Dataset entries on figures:
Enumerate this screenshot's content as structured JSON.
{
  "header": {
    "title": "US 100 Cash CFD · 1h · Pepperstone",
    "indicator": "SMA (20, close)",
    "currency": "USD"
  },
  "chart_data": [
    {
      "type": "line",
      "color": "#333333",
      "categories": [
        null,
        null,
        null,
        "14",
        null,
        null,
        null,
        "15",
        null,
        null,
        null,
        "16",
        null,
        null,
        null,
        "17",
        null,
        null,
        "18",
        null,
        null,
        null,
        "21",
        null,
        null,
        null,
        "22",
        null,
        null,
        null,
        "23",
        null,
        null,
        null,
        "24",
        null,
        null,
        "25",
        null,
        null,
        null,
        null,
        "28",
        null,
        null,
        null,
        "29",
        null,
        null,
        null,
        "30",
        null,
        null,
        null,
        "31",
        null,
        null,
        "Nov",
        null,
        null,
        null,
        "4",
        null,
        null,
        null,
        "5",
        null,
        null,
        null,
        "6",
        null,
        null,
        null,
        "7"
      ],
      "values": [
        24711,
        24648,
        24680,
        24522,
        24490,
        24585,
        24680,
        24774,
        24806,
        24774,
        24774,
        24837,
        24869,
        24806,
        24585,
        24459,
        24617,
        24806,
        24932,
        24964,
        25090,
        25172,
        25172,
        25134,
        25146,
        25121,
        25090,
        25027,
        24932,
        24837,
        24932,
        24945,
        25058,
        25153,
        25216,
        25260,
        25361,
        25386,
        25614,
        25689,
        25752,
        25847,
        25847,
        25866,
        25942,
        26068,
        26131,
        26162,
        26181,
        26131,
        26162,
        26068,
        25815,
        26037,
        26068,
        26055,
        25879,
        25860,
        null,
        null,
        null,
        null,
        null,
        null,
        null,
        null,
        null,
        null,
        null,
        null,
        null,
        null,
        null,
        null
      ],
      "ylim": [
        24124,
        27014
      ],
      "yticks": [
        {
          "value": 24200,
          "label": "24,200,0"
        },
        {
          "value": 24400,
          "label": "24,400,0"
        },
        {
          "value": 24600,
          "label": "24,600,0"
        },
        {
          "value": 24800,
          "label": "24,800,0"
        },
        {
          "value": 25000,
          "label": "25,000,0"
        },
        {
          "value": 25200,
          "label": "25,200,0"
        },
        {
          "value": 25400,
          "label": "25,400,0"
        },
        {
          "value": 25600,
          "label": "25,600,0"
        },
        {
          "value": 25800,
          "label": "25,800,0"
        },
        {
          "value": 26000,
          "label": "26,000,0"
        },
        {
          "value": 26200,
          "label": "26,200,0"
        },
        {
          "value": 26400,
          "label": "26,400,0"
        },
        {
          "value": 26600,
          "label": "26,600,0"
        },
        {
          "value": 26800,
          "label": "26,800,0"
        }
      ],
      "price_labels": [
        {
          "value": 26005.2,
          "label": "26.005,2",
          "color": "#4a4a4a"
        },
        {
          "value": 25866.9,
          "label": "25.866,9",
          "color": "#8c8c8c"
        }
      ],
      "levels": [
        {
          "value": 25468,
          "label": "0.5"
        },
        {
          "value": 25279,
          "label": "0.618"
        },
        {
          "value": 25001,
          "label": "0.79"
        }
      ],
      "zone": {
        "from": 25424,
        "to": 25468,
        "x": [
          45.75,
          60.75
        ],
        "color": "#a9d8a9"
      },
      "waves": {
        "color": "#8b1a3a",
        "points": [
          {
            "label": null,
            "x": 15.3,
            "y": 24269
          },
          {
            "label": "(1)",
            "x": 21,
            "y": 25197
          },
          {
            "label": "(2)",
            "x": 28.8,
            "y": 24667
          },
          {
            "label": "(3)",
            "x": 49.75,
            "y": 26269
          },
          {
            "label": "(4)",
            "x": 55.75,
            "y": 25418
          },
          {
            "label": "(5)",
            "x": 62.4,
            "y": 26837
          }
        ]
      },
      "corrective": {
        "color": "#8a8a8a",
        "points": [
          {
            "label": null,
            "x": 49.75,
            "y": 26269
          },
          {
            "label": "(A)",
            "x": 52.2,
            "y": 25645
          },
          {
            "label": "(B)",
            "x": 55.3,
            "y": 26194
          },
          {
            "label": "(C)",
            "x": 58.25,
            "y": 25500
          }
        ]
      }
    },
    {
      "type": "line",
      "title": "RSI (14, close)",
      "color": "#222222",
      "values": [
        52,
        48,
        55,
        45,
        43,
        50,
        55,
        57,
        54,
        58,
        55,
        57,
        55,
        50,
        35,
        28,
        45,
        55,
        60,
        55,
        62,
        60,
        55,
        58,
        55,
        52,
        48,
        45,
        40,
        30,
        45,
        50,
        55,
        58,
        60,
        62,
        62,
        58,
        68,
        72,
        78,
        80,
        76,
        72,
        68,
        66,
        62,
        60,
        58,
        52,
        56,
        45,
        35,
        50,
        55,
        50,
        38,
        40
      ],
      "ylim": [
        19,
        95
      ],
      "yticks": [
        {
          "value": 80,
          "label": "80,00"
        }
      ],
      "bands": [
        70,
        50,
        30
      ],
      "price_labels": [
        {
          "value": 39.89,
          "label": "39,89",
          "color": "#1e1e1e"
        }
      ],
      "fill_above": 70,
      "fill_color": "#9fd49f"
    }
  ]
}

Aim: Your task is to output the full set of records exactly as presented.

Response for this exercise:
Enumerate this screenshot's content as structured JSON.
{
  "header": {
    "title": "US 100 Cash CFD · 1h · Pepperstone",
    "indicator": "SMA (20, close)",
    "currency": "USD"
  },
  "chart_data": [
    {
      "type": "line",
      "color": "#333333",
      "categories": [
        null,
        null,
        null,
        "14",
        null,
        null,
        null,
        "15",
        null,
        null,
        null,
        "16",
        null,
        null,
        null,
        "17",
        null,
        null,
        "18",
        null,
        null,
        null,
        "21",
        null,
        null,
        null,
        "22",
        null,
        null,
        null,
        "23",
        null,
        null,
        null,
        "24",
        null,
        null,
        "25",
        null,
        null,
        null,
        null,
        "28",
        null,
        null,
        null,
        "29",
        null,
        null,
        null,
        "30",
        null,
        null,
        null,
        "31",
        null,
        null,
        "Nov",
        null,
        null,
        null,
        "4",
        null,
        null,
        null,
        "5",
        null,
        null,
        null,
        "6",
        null,
        null,
        null,
        "7"
      ],
      "values": [
        24711,
        24648,
        24680,
        24522,
        24490,
        24585,
        24680,
        24774,
        24806,
        24774,
        24774,
        24837,
        24869,
        24806,
        24585,
        24459,
        24617,
        24806,
        24932,
        24964,
        25090,
        25172,
        25172,
        25134,
        25146,
        25121,
        25090,
        25027,
        24932,
        24837,
        24932,
        24945,
        25058,
        25153,
        25216,
        25260,
        25361,
        25386,
        25614,
        25689,
        25752,
        25847,
        25847,
        25866,
        25942,
        26068,
        26131,
        26162,
        26181,
        26131,
        26162,
        26068,
        25815,
        26037,
        26068,
        26055,
        25879,
        25860,
        null,
        null,
        null,
        null,
        null,
        null,
        null,
        null,
        null,
        null,
        null,
        null,
        null,
        null,
        null,
        null
      ],
      "ylim": [
        24124,
        27014
      ],
      "yticks": [
        {
          "value": 24200,
          "label": "24,200,0"
        },
        {
          "value": 24400,
          "label": "24,400,0"
        },
        {
          "value": 24600,
          "label": "24,600,0"
        },
        {
          "value": 24800,
          "label": "24,800,0"
        },
        {
          "value": 25000,
          "label": "25,000,0"
        },
        {
          "value": 25200,
          "label": "25,200,0"
        },
        {
          "value": 25400,
          "label": "25,400,0"
        },
        {
          "value": 25600,
          "label": "25,600,0"
        },
        {
          "value": 25800,
          "label": "25,800,0"
        },
        {
          "value": 26000,
          "label": "26,000,0"
        },
        {
          "value": 26200,
          "label": "26,200,0"
        },
        {
          "value": 26400,
          "label": "26,400,0"
        },
        {
          "value": 26600,
          "label": "26,600,0"
        },
        {
          "value": 26800,
          "label": "26,800,0"
        }
      ],
      "price_labels": [
        {
          "value": 26005.2,
          "label": "26.005,2",
          "color": "#4a4a4a"
        },
        {
          "value": 25866.9,
          "label": "25.866,9",
          "color": "#8c8c8c"
        }
      ],
      "levels": [
        {
          "value": 25468,
          "label": "0.5"
        },
        {
          "value": 25279,
          "label": "0.618"
        },
        {
          "value": 25001,
          "label": "0.79"
        }
      ],
      "zone": {
        "from": 25424,
        "to": 25468,
        "x": [
          45.75,
          60.75
        ],
        "color": "#a9d8a9"
      },
      "waves": {
        "color": "#8b1a3a",
        "points": [
          {
            "label": null,
            "x": 15.3,
            "y": 24269
          },
          {
            "label": "(1)",
            "x": 21,
            "y": 25197
          },
          {
            "label": "(2)",
            "x": 28.8,
            "y": 24667
          },
          {
            "label": "(3)",
            "x": 49.75,
            "y": 26269
          },
          {
            "label": "(4)",
            "x": 55.75,
            "y": 25418
          },
          {
            "label": "(5)",
            "x": 62.4,
            "y": 26837
          }
        ]
      },
      "corrective": {
        "color": "#8a8a8a",
        "points": [
          {
            "label": null,
            "x": 49.75,
            "y": 26269
          },
          {
            "label": "(A)",
            "x": 52.2,
            "y": 25645
          },
          {
            "label": "(B)",
            "x": 55.3,
            "y": 26194
          },
          {
            "label": "(C)",
            "x": 58.25,
            "y": 25500
          }
        ]
      }
    },
    {
      "type": "line",
      "title": "RSI (14, close)",
      "color": "#222222",
      "values": [
        52,
        48,
        55,
        45,
        43,
        50,
        55,
        57,
        54,
        58,
        55,
        57,
        55,
        50,
        35,
        28,
        45,
        55,
        60,
        55,
        62,
        60,
        55,
        58,
        55,
        52,
        48,
        45,
        40,
        30,
        45,
        50,
        55,
        58,
        60,
        62,
        62,
        58,
        68,
        72,
        78,
        80,
        76,
        72,
        68,
        66,
        62,
        60,
        58,
        52,
        56,
        45,
        35,
        50,
        55,
        50,
        38,
        40
      ],
      "ylim": [
        19,
        95
      ],
      "yticks": [
        {
          "value": 80,
          "label": "80,00"
        }
      ],
      "bands": [
        70,
        50,
        30
      ],
      "price_labels": [
        {
          "value": 39.89,
          "label": "39,89",
          "color": "#1e1e1e"
        }
      ],
      "fill_above": 70,
      "fill_color": "#9fd49f"
    }
  ]
}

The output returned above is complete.